■ **TASK DIRECTIONS**: Extract each line from the entries below that has the string "provisions" in it.

■ **TASK DATA**:
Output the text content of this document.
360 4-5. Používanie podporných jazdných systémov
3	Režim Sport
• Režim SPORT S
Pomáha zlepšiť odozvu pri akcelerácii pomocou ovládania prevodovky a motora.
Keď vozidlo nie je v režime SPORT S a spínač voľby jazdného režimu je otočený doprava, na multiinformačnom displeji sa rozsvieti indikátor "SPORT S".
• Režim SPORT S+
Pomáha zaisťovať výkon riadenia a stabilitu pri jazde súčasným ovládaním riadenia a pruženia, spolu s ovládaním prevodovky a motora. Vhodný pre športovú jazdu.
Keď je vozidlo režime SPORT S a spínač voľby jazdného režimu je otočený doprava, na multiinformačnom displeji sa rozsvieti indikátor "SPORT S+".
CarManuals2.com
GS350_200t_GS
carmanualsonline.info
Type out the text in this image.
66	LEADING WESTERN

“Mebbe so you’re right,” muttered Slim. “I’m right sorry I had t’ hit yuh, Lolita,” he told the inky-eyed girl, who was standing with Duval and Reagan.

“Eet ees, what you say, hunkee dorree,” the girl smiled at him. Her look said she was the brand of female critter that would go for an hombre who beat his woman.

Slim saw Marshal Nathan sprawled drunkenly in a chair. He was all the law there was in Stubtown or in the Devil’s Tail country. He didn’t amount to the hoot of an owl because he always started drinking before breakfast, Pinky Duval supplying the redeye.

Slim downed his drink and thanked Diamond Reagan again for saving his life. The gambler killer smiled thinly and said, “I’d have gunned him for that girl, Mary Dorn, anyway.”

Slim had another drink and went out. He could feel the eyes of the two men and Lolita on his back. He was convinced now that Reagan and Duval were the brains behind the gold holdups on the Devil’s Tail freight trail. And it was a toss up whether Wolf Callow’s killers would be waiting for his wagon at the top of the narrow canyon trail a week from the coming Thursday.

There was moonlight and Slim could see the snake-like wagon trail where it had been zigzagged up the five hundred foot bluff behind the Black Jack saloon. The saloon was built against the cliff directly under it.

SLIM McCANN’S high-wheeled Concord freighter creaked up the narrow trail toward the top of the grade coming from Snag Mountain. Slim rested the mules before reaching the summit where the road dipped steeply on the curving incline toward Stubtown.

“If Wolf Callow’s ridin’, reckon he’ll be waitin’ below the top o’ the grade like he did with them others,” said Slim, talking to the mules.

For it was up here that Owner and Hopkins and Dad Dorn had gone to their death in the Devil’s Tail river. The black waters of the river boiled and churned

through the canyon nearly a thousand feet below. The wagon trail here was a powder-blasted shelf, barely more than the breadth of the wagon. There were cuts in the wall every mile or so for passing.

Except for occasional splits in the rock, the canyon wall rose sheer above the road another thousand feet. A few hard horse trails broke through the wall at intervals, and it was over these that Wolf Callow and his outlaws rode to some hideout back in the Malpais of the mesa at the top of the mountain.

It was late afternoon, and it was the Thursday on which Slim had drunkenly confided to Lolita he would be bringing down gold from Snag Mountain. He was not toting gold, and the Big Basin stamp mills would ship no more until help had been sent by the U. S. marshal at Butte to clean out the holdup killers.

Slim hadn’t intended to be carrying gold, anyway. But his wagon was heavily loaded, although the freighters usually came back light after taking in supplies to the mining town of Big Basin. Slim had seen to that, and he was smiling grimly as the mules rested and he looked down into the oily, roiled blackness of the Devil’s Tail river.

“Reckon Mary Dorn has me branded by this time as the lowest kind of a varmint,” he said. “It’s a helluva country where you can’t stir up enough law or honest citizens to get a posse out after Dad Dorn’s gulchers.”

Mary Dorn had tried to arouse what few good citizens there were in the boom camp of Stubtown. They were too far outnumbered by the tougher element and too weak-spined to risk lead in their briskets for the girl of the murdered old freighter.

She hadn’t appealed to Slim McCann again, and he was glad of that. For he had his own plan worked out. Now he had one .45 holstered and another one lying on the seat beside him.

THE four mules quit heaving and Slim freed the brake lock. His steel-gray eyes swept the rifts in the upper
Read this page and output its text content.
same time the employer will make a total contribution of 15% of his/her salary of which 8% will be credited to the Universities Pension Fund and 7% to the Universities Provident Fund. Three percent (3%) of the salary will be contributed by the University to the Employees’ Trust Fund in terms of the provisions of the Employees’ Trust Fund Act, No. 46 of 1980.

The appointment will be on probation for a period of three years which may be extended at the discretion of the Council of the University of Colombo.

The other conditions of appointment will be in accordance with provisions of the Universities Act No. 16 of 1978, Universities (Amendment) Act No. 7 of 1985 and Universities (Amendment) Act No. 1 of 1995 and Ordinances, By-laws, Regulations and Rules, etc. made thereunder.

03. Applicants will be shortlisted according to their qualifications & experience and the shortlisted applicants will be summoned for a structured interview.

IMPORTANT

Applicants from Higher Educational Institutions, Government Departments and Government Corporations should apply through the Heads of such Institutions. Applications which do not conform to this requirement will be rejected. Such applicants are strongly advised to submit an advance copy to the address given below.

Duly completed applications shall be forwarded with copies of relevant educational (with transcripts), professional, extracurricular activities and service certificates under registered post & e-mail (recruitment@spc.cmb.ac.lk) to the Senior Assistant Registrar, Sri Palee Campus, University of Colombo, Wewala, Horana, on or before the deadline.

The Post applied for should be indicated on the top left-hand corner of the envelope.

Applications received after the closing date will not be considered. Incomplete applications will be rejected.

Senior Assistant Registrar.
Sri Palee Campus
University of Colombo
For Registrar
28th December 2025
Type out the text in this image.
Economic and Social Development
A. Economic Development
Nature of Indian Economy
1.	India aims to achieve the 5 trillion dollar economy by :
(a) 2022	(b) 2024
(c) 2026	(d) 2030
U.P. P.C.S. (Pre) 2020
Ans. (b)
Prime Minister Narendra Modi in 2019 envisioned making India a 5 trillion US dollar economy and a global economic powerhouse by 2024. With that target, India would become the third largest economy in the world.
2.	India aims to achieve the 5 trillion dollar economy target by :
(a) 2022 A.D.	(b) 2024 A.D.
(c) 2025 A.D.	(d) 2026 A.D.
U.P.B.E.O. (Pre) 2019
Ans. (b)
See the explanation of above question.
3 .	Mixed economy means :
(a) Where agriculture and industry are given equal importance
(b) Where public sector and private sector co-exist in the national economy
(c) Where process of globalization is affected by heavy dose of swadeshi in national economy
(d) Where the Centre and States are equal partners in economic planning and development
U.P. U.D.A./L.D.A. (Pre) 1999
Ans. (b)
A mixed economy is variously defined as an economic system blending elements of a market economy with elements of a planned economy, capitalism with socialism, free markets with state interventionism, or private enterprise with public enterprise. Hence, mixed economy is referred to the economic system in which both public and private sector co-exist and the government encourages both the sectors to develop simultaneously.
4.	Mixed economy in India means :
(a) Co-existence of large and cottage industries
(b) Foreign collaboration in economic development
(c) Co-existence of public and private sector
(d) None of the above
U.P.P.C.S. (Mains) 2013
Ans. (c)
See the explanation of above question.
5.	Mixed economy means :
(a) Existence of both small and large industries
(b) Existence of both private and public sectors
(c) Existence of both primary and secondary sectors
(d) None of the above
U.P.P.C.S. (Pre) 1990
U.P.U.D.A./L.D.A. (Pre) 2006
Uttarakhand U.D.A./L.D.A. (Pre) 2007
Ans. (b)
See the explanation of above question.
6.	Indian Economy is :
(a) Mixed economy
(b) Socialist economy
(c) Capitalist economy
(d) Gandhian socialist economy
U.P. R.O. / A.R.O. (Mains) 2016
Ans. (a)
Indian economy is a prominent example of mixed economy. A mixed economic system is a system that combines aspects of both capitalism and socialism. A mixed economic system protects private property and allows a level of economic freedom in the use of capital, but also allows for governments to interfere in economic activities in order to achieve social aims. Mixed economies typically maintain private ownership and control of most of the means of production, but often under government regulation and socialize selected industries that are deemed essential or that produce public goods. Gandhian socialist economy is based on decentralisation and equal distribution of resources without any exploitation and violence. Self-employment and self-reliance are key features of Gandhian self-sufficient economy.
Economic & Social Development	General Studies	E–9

■ **ANSWER FOR THIS EXERCISE**:
same time the employer will make a total contribution of 15% of his/her salary of which 8% will be credited to the Universities Pension Fund and 7% to the Universities Provident Fund. Three percent (3%) of the salary will be contributed by the University to the Employees’ Trust Fund in terms of the provisions of the Employees’ Trust Fund Act, No. 46 of 1980.
The other conditions of appointment will be in accordance with provisions of the Universities Act No. 16 of 1978, Universities (Amendment) Act No. 7 of 1985 and Universities (Amendment) Act No. 1 of 1995 and Ordinances, By-laws, Regulations and Rules, etc. made thereunder.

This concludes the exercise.